→ Exercise instructions:
In the material below, find all lines with the string "border" and copy them.
>> START Exercise input
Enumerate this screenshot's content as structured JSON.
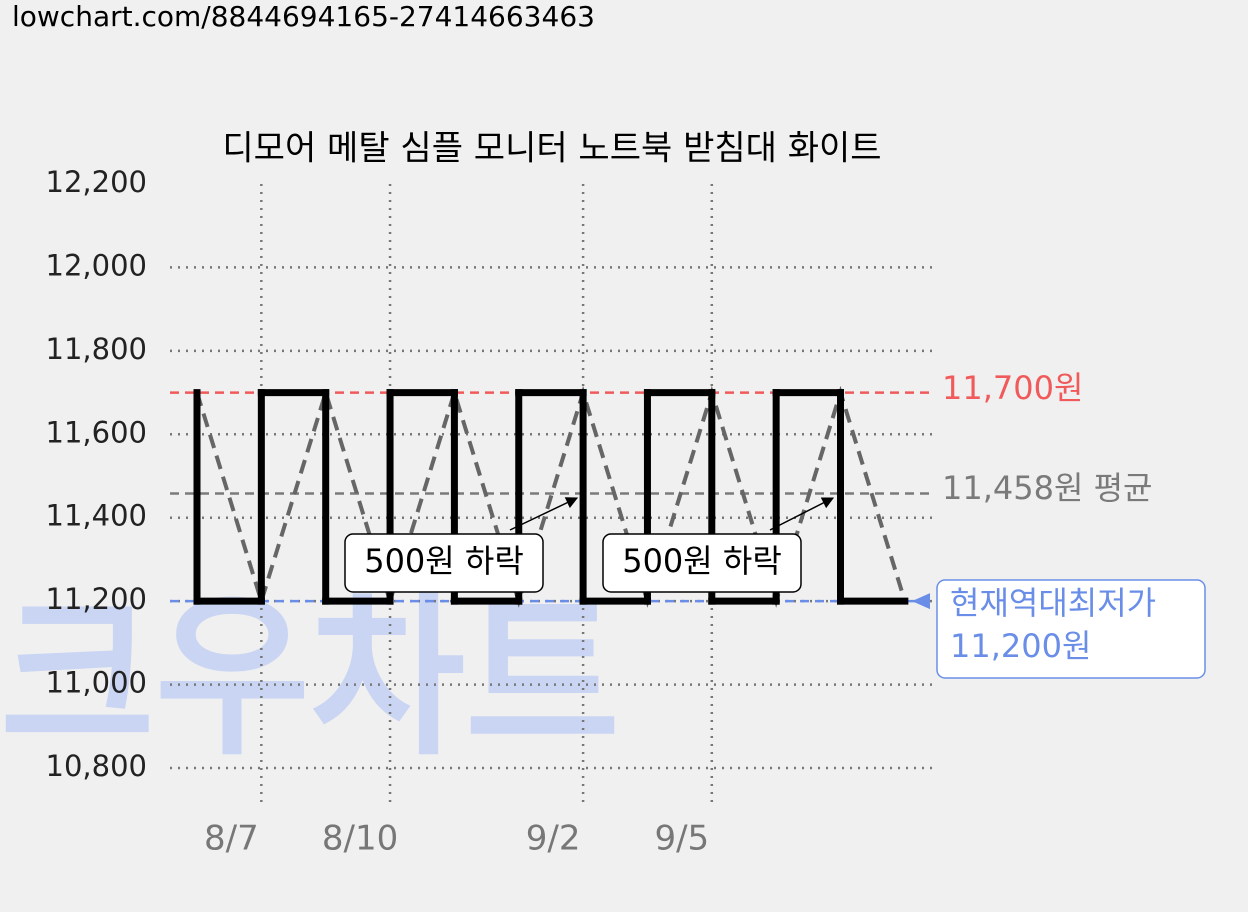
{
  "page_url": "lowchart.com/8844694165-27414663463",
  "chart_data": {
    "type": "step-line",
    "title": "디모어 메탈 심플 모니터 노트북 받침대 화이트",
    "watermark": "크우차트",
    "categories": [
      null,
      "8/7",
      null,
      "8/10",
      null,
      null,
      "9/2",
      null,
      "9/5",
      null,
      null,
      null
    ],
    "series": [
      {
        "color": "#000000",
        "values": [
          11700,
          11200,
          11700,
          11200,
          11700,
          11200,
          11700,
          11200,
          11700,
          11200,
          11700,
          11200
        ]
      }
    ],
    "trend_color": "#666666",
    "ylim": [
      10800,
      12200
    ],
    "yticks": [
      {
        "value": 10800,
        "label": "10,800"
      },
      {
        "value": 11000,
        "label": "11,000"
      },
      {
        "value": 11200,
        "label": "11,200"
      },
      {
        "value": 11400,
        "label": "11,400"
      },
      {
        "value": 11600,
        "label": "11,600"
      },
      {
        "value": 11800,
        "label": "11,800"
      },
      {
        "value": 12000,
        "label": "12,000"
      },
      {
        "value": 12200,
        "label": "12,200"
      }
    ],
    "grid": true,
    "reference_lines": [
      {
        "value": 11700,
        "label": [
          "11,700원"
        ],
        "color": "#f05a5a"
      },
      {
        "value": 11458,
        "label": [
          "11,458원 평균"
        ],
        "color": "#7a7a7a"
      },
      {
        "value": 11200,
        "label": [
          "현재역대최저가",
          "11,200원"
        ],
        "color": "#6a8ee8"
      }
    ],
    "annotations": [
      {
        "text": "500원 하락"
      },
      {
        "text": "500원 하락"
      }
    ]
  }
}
>> END Exercise input
>> START Exercise input
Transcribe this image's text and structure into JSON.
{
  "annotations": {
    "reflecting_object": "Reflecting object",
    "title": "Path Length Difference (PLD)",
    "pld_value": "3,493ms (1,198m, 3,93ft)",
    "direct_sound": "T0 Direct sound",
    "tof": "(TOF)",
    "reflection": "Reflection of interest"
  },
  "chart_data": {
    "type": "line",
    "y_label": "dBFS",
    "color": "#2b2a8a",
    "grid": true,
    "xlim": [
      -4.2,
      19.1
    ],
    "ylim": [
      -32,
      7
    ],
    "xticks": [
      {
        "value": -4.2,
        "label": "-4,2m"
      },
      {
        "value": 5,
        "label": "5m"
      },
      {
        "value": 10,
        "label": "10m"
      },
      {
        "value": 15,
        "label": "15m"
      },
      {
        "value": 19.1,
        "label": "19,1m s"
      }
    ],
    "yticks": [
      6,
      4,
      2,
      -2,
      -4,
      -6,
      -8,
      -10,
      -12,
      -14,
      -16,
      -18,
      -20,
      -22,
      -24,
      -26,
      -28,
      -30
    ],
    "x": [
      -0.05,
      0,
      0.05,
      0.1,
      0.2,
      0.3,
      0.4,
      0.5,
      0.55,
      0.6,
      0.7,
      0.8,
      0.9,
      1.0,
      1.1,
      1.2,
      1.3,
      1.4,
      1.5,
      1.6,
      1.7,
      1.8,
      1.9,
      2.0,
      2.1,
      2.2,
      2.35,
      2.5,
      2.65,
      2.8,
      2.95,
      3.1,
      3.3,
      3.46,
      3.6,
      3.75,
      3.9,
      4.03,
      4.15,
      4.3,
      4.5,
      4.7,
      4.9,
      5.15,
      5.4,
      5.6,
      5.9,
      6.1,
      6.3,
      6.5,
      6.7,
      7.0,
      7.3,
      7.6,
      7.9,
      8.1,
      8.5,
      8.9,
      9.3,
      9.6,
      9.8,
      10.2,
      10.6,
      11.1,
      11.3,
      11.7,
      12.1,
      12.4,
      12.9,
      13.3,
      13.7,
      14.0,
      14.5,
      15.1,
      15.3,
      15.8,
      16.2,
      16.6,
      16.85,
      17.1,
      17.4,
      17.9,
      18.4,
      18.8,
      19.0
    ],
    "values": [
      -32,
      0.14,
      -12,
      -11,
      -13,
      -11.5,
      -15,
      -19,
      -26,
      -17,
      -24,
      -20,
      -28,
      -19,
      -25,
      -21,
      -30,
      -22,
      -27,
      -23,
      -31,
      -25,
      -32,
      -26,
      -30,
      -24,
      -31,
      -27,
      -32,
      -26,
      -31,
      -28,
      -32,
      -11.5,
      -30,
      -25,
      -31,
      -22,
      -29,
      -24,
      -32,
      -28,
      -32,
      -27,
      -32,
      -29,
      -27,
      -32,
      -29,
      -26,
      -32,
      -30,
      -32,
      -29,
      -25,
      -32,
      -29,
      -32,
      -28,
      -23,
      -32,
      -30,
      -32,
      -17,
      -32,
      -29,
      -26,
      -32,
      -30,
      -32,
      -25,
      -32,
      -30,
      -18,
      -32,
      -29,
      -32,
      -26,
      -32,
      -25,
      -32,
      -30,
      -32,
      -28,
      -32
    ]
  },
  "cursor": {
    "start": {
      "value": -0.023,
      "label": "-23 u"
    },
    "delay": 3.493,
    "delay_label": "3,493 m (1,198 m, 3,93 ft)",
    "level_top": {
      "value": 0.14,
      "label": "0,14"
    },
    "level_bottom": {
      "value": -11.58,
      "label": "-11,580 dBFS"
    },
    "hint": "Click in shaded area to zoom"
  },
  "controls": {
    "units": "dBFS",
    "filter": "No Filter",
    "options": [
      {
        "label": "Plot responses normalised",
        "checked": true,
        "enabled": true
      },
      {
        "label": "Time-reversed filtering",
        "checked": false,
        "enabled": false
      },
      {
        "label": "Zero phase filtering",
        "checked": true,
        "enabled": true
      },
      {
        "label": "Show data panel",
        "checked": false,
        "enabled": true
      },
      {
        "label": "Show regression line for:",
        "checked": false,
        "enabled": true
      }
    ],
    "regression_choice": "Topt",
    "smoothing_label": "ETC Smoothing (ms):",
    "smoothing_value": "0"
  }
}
>> END Exercise input
>> START Exercise input
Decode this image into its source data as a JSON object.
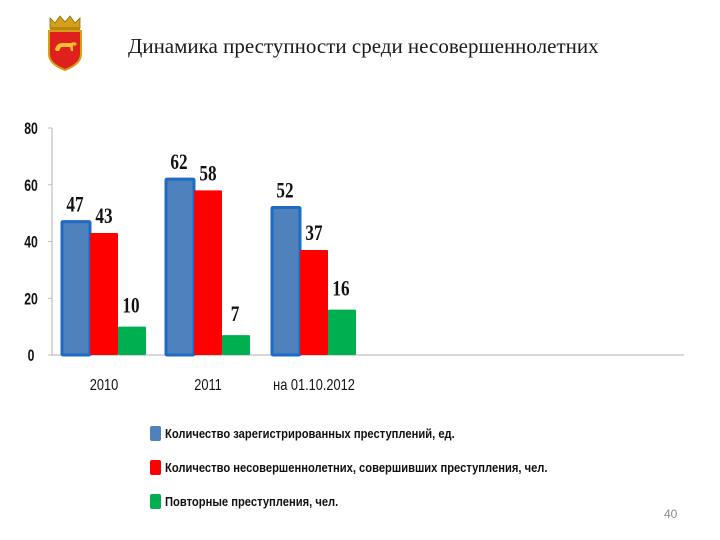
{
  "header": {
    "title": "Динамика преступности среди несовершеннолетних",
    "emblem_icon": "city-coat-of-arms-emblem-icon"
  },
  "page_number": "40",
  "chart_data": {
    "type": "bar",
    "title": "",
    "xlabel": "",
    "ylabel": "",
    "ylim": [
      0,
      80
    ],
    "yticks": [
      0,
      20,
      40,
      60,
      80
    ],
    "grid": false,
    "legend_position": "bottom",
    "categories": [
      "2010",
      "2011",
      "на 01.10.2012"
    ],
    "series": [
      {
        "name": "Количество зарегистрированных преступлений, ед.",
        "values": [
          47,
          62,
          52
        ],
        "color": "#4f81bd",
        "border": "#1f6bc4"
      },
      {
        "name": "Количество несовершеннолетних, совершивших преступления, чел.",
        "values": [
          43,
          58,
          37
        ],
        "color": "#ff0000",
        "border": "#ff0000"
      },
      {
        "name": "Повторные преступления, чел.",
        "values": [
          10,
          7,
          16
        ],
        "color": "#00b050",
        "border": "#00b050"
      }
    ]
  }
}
>> END Exercise input
→ Full response:
        "border": "#1f6bc4"
        "border": "#ff0000"
        "border": "#00b050"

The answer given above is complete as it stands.